**Exercise brief:**
Retype each entry below, keeping every character the same.

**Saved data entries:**

[BEGIN]

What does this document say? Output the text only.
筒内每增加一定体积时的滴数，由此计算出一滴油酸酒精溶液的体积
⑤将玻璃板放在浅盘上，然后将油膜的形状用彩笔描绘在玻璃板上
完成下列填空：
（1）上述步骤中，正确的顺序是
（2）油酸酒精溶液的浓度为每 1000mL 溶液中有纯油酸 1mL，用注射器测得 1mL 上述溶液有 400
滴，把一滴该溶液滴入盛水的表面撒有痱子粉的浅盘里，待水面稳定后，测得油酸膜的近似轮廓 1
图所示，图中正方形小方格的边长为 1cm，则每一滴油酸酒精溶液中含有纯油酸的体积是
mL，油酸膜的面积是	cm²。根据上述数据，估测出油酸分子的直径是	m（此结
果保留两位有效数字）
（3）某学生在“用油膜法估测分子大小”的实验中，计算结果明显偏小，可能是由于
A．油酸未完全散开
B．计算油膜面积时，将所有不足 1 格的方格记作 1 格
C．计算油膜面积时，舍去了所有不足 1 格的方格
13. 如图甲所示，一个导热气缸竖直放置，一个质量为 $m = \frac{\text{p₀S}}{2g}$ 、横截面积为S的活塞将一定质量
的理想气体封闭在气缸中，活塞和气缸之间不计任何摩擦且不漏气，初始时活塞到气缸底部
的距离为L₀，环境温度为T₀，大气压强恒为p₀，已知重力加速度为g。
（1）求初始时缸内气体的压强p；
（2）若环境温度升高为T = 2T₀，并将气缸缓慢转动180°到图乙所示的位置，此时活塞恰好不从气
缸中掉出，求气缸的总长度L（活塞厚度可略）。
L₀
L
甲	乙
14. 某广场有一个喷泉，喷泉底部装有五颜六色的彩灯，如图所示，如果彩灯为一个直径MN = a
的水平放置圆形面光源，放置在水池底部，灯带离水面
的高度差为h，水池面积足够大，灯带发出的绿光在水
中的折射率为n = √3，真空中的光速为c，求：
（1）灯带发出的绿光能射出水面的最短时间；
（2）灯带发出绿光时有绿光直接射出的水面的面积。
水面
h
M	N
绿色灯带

[END]

**Result of the task:**
What does this document say? Output the text only.
筒内每增加一定体积时的滴数，由此计算出一滴油酸酒精溶液的体积
⑤将玻璃板放在浅盘上，然后将油膜的形状用彩笔描绘在玻璃板上
完成下列填空：
（1）上述步骤中，正确的顺序是
（2）油酸酒精溶液的浓度为每 1000mL 溶液中有纯油酸 1mL，用注射器测得 1mL 上述溶液有 400
滴，把一滴该溶液滴入盛水的表面撒有痱子粉的浅盘里，待水面稳定后，测得油酸膜的近似轮廓 1
图所示，图中正方形小方格的边长为 1cm，则每一滴油酸酒精溶液中含有纯油酸的体积是
mL，油酸膜的面积是	cm²。根据上述数据，估测出油酸分子的直径是	m（此结
果保留两位有效数字）
（3）某学生在“用油膜法估测分子大小”的实验中，计算结果明显偏小，可能是由于
A．油酸未完全散开
B．计算油膜面积时，将所有不足 1 格的方格记作 1 格
C．计算油膜面积时，舍去了所有不足 1 格的方格
13. 如图甲所示，一个导热气缸竖直放置，一个质量为 $m = \frac{\text{p₀S}}{2g}$ 、横截面积为S的活塞将一定质量
的理想气体封闭在气缸中，活塞和气缸之间不计任何摩擦且不漏气，初始时活塞到气缸底部
的距离为L₀，环境温度为T₀，大气压强恒为p₀，已知重力加速度为g。
（1）求初始时缸内气体的压强p；
（2）若环境温度升高为T = 2T₀，并将气缸缓慢转动180°到图乙所示的位置，此时活塞恰好不从气
缸中掉出，求气缸的总长度L（活塞厚度可略）。
L₀
L
甲	乙
14. 某广场有一个喷泉，喷泉底部装有五颜六色的彩灯，如图所示，如果彩灯为一个直径MN = a
的水平放置圆形面光源，放置在水池底部，灯带离水面
的高度差为h，水池面积足够大，灯带发出的绿光在水
中的折射率为n = √3，真空中的光速为c，求：
（1）灯带发出的绿光能射出水面的最短时间；
（2）灯带发出绿光时有绿光直接射出的水面的面积。
水面
h
M	N
绿色灯带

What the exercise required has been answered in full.